▸ **Exercise requirements**
Copy all lines holding the word "girl" from the entries.

▸ **Raw records**
^^^^

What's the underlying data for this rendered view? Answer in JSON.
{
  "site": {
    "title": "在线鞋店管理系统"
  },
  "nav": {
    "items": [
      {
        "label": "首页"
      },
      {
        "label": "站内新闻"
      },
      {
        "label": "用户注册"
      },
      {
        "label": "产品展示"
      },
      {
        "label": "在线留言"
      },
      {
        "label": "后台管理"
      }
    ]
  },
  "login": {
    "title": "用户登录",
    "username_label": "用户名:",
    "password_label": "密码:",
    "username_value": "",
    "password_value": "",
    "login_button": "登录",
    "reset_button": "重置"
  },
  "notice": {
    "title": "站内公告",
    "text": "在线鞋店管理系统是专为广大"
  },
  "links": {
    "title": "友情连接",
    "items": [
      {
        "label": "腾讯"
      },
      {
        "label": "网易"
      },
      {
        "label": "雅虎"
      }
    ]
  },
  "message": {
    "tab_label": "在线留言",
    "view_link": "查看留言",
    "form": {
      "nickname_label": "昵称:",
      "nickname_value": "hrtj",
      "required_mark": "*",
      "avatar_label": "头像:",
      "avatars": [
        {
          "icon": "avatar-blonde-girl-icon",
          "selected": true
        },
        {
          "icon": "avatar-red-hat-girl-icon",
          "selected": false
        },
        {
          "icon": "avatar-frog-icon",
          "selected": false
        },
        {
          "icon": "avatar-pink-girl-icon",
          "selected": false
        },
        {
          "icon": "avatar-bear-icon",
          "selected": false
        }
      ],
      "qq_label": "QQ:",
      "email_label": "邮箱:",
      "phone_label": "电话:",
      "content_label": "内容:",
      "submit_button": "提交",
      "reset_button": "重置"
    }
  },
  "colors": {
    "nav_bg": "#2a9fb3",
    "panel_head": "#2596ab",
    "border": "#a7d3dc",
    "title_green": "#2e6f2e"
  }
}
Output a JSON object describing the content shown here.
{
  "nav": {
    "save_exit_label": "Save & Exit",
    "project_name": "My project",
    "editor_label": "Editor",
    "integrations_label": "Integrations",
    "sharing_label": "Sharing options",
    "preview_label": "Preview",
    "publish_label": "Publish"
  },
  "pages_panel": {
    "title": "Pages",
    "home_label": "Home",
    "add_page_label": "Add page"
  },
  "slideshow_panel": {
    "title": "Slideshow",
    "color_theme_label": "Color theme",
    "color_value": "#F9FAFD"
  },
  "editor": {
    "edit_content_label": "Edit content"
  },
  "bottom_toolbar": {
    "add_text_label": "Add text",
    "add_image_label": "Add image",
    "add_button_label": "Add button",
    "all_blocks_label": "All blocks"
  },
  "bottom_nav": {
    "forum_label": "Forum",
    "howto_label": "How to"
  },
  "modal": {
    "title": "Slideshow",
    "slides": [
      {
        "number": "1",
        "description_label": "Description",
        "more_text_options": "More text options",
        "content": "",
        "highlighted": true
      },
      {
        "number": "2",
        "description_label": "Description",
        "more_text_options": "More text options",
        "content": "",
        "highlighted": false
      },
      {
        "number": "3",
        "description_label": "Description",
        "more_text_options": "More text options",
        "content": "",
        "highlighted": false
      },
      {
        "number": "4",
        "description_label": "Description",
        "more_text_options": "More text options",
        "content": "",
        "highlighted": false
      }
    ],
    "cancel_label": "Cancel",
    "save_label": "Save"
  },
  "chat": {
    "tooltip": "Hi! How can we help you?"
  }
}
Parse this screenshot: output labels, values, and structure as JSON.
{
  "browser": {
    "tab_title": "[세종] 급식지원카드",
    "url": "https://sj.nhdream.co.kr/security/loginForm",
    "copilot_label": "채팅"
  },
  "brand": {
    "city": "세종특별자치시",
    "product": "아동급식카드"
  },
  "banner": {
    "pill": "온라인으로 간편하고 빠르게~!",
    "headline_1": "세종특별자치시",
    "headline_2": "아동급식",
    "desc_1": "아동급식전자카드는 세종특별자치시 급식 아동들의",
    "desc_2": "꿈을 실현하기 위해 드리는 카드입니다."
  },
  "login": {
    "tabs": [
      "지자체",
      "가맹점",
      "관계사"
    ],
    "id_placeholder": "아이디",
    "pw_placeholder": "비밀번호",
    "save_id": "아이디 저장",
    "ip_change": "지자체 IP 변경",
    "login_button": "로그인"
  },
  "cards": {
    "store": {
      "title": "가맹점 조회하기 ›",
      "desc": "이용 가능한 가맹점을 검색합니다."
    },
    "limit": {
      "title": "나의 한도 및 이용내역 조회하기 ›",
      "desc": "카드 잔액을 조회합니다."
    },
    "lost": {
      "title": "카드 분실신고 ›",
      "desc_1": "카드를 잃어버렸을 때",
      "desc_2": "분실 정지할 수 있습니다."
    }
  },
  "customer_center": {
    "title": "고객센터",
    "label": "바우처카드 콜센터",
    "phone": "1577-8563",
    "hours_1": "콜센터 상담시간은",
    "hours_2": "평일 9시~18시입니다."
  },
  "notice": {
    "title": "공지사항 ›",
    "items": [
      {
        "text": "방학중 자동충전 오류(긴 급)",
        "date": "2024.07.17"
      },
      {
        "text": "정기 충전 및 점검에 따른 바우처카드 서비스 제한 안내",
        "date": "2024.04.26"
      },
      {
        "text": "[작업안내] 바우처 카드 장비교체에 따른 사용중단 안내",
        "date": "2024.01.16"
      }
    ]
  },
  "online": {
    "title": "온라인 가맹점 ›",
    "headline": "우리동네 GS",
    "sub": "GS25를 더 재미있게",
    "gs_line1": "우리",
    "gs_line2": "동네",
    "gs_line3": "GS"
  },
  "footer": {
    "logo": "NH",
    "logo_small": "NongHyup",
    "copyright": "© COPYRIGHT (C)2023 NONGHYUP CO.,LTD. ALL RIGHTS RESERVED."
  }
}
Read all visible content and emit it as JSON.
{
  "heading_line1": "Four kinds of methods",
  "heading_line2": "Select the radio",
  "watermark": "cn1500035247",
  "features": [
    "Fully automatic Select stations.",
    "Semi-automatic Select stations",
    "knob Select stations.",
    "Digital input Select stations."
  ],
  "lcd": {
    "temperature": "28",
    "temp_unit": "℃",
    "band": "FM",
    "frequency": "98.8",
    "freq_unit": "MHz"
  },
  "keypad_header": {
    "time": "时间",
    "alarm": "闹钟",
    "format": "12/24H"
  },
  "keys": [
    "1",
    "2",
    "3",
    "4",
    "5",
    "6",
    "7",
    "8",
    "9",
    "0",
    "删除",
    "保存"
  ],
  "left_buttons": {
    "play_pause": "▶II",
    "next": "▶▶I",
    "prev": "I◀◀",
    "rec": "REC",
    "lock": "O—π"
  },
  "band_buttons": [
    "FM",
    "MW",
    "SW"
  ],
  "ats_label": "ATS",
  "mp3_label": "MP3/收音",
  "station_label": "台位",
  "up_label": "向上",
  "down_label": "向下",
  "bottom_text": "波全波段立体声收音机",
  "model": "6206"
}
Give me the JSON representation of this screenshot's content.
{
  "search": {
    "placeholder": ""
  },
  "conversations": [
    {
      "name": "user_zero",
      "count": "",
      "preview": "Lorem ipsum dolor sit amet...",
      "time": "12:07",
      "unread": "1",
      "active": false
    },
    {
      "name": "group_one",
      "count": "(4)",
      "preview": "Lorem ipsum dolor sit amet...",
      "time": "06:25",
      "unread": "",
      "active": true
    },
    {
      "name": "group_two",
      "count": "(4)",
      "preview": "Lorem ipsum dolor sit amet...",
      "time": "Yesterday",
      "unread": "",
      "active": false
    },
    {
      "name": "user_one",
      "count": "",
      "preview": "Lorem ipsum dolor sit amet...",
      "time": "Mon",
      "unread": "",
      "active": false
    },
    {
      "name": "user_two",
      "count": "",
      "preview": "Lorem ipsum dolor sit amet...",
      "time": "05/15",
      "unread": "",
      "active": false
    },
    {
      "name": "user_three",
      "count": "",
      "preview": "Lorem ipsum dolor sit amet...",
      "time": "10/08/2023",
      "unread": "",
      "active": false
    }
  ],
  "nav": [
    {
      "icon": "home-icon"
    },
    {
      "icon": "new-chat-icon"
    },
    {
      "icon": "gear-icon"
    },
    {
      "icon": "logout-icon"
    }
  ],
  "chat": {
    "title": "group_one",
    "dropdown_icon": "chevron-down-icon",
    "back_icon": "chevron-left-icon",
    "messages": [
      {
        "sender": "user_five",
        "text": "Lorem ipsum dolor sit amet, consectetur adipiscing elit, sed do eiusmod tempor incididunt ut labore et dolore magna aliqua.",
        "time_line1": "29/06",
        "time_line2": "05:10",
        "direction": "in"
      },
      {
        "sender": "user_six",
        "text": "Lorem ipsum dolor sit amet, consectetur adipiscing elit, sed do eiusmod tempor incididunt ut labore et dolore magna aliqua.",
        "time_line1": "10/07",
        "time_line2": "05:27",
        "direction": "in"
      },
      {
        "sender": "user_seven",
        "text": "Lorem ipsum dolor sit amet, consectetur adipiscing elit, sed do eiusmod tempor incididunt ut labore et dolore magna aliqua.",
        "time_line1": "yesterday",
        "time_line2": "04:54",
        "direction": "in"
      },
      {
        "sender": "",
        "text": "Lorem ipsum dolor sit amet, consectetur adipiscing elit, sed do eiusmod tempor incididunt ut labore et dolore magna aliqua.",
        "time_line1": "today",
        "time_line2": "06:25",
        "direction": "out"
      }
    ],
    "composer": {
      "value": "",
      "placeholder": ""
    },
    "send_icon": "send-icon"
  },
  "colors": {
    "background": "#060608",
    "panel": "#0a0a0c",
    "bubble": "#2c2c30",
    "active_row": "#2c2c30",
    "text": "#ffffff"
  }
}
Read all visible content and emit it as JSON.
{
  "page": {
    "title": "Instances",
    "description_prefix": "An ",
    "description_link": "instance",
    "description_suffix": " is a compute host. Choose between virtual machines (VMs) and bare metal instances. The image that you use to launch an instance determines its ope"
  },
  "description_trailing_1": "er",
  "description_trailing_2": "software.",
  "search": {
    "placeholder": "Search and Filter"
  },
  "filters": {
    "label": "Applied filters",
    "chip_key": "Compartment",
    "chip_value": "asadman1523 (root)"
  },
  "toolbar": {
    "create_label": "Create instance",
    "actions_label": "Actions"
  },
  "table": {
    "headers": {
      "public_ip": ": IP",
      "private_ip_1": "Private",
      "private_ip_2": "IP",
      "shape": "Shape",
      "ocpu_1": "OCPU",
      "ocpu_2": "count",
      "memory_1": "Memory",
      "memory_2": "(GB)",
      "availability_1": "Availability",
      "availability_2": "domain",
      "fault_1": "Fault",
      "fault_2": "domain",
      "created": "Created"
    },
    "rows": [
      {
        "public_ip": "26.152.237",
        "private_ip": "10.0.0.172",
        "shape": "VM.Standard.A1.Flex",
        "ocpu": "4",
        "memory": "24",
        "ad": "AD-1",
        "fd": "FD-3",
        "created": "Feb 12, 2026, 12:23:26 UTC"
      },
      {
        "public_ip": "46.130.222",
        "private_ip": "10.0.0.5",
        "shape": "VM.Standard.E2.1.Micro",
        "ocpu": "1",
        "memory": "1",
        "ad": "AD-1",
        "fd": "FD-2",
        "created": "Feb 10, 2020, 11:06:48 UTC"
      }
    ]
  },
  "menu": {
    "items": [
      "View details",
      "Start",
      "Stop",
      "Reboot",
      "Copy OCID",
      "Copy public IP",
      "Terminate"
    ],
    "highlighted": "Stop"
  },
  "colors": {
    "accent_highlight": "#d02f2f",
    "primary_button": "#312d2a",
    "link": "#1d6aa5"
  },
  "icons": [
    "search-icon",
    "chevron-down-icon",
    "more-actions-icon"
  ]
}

^^^^

▸ **Answer for the task**
          "icon": "avatar-blonde-girl-icon",
          "icon": "avatar-red-hat-girl-icon",
          "icon": "avatar-pink-girl-icon",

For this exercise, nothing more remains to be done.